Labeled box entries
## BEGIN
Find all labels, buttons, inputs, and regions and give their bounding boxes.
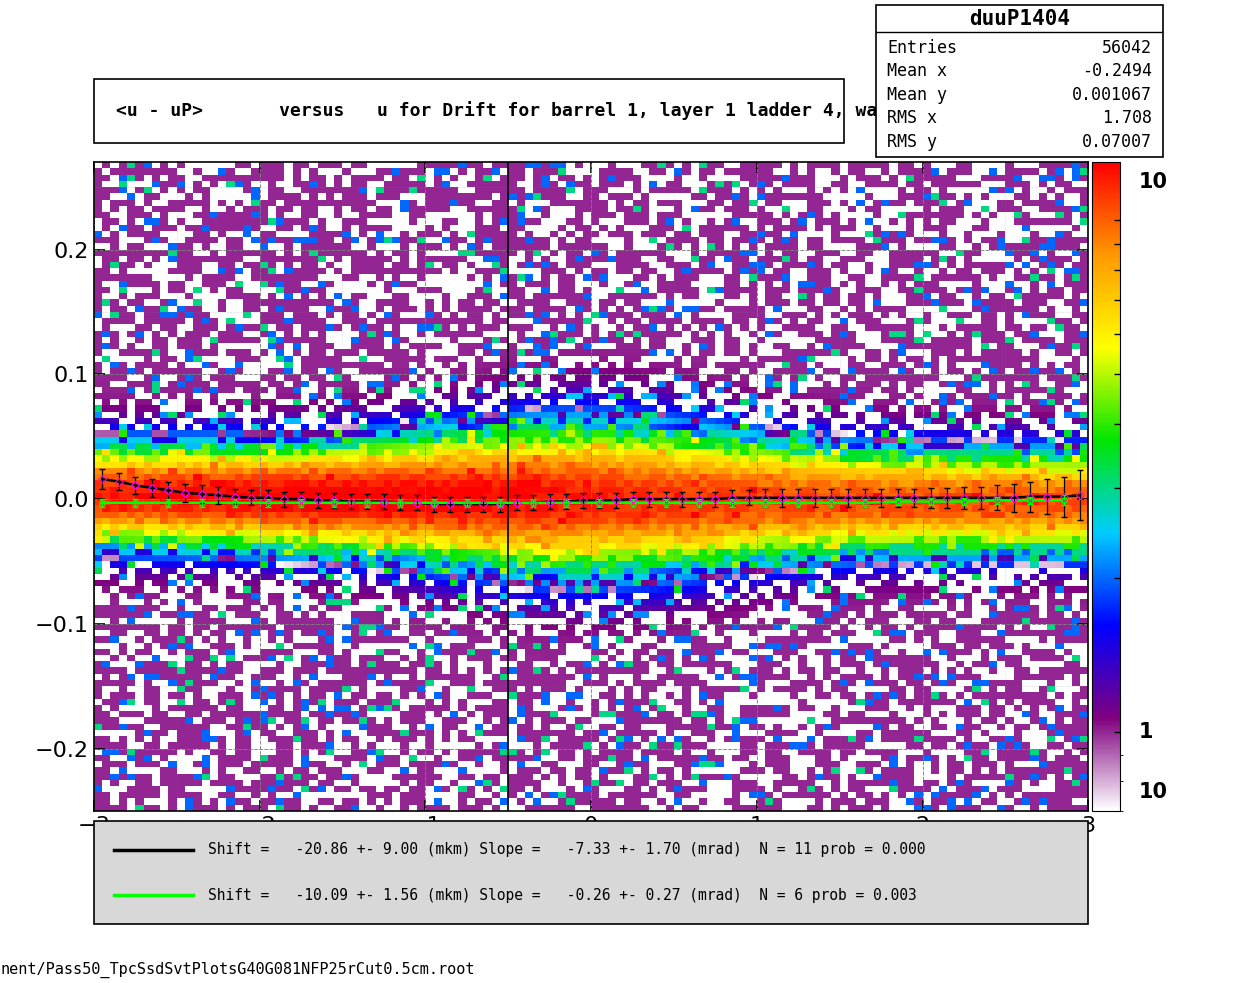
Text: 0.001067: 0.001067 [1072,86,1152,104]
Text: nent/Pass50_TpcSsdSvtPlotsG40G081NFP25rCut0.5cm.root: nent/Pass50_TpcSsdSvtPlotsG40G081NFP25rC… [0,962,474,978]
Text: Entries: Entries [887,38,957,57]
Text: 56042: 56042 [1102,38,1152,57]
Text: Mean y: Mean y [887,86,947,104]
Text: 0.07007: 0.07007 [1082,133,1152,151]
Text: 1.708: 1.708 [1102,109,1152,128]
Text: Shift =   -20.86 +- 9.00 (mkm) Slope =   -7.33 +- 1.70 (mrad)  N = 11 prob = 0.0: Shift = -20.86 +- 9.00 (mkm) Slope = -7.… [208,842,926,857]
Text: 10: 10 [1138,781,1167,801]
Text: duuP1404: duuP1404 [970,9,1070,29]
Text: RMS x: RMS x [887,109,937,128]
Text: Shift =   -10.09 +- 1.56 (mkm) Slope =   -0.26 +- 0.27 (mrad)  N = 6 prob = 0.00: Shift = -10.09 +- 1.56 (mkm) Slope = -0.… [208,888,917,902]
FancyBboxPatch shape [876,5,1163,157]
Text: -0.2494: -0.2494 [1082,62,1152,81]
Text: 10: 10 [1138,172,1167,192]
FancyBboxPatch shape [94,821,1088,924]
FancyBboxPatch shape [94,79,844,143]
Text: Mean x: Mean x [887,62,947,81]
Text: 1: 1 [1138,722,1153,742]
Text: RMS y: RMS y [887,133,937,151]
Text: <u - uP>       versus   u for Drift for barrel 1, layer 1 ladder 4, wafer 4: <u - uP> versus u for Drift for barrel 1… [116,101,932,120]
## END
## BEGIN
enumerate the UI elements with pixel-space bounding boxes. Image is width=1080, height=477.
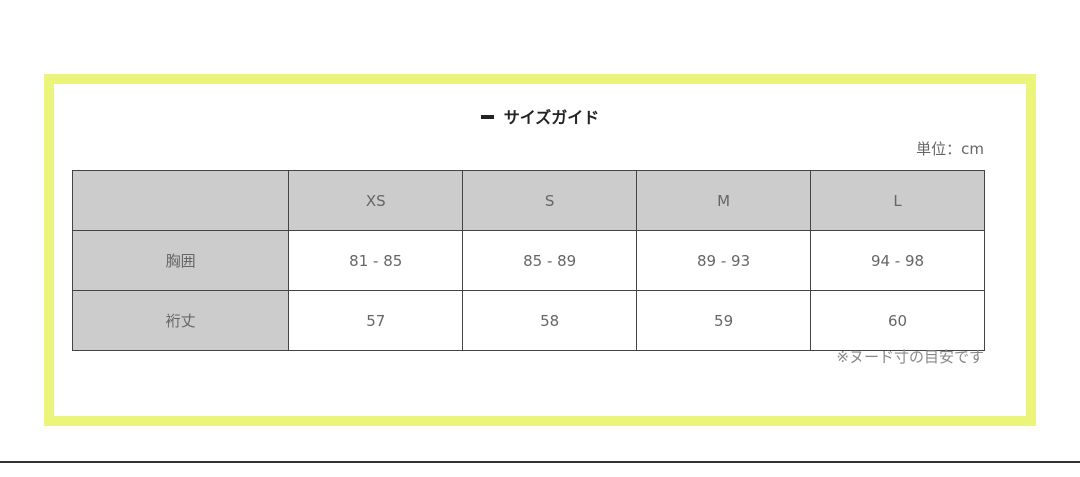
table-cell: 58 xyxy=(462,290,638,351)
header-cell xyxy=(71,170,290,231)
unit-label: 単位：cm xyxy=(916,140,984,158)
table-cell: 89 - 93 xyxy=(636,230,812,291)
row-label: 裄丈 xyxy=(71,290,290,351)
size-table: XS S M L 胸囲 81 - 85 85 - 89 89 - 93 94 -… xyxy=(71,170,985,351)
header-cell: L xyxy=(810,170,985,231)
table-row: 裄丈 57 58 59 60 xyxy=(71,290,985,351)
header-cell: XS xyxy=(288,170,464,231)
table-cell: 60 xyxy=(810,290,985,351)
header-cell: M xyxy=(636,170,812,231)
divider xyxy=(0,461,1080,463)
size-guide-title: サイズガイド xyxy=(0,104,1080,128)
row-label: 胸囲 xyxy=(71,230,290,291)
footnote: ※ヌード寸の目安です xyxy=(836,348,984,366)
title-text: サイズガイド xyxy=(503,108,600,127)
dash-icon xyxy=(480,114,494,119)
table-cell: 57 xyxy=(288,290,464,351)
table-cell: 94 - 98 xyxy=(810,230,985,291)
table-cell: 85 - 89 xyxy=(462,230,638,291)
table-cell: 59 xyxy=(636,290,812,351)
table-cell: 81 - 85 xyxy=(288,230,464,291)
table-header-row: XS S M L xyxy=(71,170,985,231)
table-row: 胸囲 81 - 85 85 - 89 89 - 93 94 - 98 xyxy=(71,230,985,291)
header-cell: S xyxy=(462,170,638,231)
## END
Can you copy out, word for word, the lines between the one holding "Text: 0.001067: 0.001067 [1072,86,1152,104]" and the one holding "Text: 1.708: 1.708 [1102,109,1152,128]", including both of those lines?

• TASK SOLUTION:
Text: 0.001067: 0.001067 [1072,86,1152,104]
Text: nent/Pass50_TpcSsdSvtPlotsG40G081NFP25rCut0.5cm.root: nent/Pass50_TpcSsdSvtPlotsG40G081NFP25rC… [0,962,474,978]
Text: Entries: Entries [887,38,957,57]
Text: 56042: 56042 [1102,38,1152,57]
Text: Mean y: Mean y [887,86,947,104]
Text: 0.07007: 0.07007 [1082,133,1152,151]
Text: 1.708: 1.708 [1102,109,1152,128]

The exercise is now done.